--- START ---

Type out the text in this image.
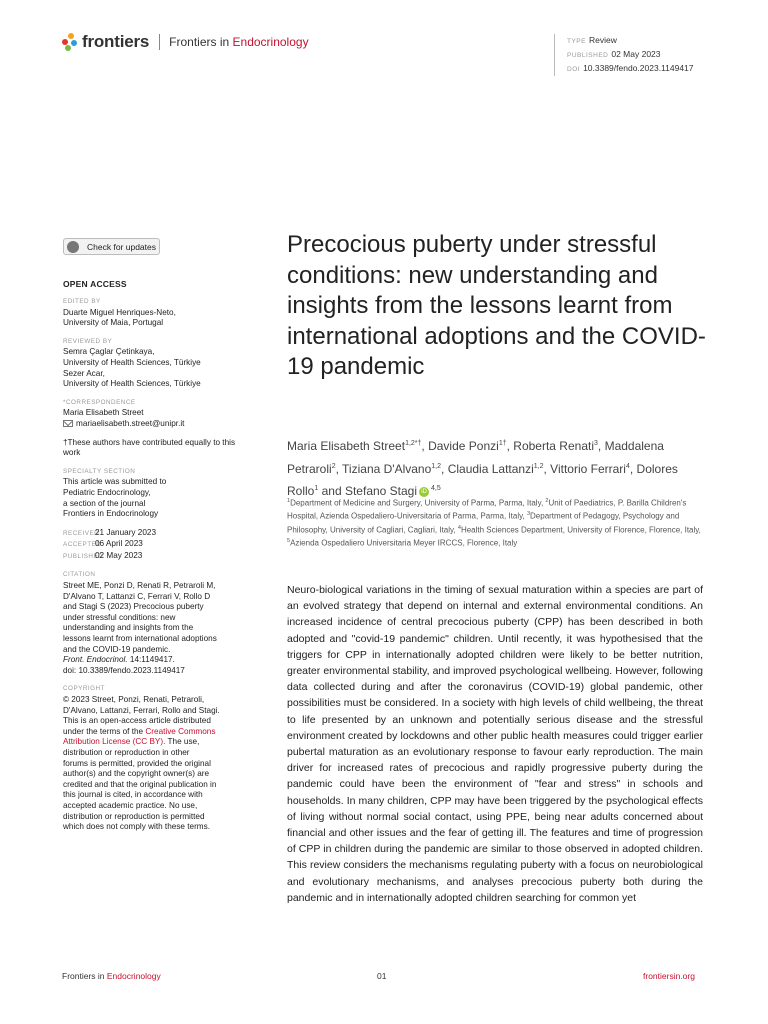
frontiers Frontiers in Endocrinology	TYPE Review
PUBLISHED 02 May 2023
DOI 10.3389/fendo.2023.1149417
Check for updates
OPEN ACCESS
EDITED BY
Duarte Miguel Henriques-Neto,
University of Maia, Portugal
REVIEWED BY
Semra Çaglar Çetinkaya,
University of Health Sciences, Türkiye
Sezer Acar,
University of Health Sciences, Türkiye
*CORRESPONDENCE
Maria Elisabeth Street
mariaelisabeth.street@unipr.it
†These authors have contributed equally to this work
SPECIALTY SECTION
This article was submitted to
Pediatric Endocrinology,
a section of the journal
Frontiers in Endocrinology
RECEIVED21 January 2023
ACCEPTED06 April 2023
PUBLISHED02 May 2023
CITATION
Street ME, Ponzi D, Renati R, Petraroli M,
D'Alvano T, Lattanzi C, Ferrari V, Rollo D
and Stagi S (2023) Precocious puberty
under stressful conditions: new
understanding and insights from the
lessons learnt from international adoptions
and the COVID-19 pandemic.
Front. Endocrinol. 14:1149417.
doi: 10.3389/fendo.2023.1149417
COPYRIGHT
© 2023 Street, Ponzi, Renati, Petraroli,
D'Alvano, Lattanzi, Ferrari, Rollo and Stagi.
This is an open-access article distributed
under the terms of the Creative Commons
Attribution License (CC BY). The use,
distribution or reproduction in other
forums is permitted, provided the original
author(s) and the copyright owner(s) are
credited and that the original publication in
this journal is cited, in accordance with
accepted academic practice. No use,
distribution or reproduction is permitted
which does not comply with these terms.
Precocious puberty under stressful conditions: new understanding and insights from the lessons learnt from international adoptions and the COVID-19 pandemic
Maria Elisabeth Street$^{1,2*\dagger}$, Davide Ponzi$^{1\dagger}$, Roberta Renati$^3$, Maddalena Petraroli$^2$, Tiziana D'Alvano$^{1,2}$, Claudia Lattanzi$^{1,2}$, Vittorio Ferrari$^4$, Dolores Rollo$^1$ and Stefano Stagi iD $^{4,5}$
$^1$Department of Medicine and Surgery, University of Parma, Parma, Italy, $^2$Unit of Paediatrics, P. Barilla Children's Hospital, Azienda Ospedaliero-Universitaria of Parma, Parma, Italy, $^3$Department of Pedagogy, Psychology and Philosophy, University of Cagliari, Cagliari, Italy, $^4$Health Sciences Department, University of Florence, Florence, Italy, $^5$Azienda Ospedaliero Universitaria Meyer IRCCS, Florence, Italy
Neuro-biological variations in the timing of sexual maturation within a species are part of an evolved strategy that depend on internal and external environmental conditions. An increased incidence of central precocious puberty (CPP) has been described in both adopted and "covid-19 pandemic" children. Until recently, it was hypothesised that the triggers for CPP in internationally adopted children were likely to be better nutrition, greater environmental stability, and improved psychological wellbeing. However, following data collected during and after the coronavirus (COVID-19) global pandemic, other possibilities must be considered. In a society with high levels of child wellbeing, the threat to life presented by an unknown and potentially serious disease and the stressful environment created by lockdowns and other public health measures could trigger earlier pubertal maturation as an evolutionary response to favour early reproduction. The main driver for increased rates of precocious and rapidly progressive puberty during the pandemic could have been the environment of "fear and stress" in schools and households. In many children, CPP may have been triggered by the psychological effects of living without normal social contact, using PPE, being near adults concerned about financial and other issues and the fear of getting ill. The features and time of progression of CPP in children during the pandemic are similar to those observed in adopted children. This review considers the mechanisms regulating puberty with a focus on neurobiological and evolutionary mechanisms, and analyses precocious puberty both during the pandemic and in internationally adopted children searching for common yet
Frontiers in Endocrinology	01	frontiersin.org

--- END ---

• **What is needed**
Report every line of the data above that contains the string "adoptions" by copying it in full.

• **Answer to the problem**
lessons learnt from international adoptions
Precocious puberty under stressful conditions: new understanding and insights from the lessons learnt from international adoptions and the COVID-19 pandemic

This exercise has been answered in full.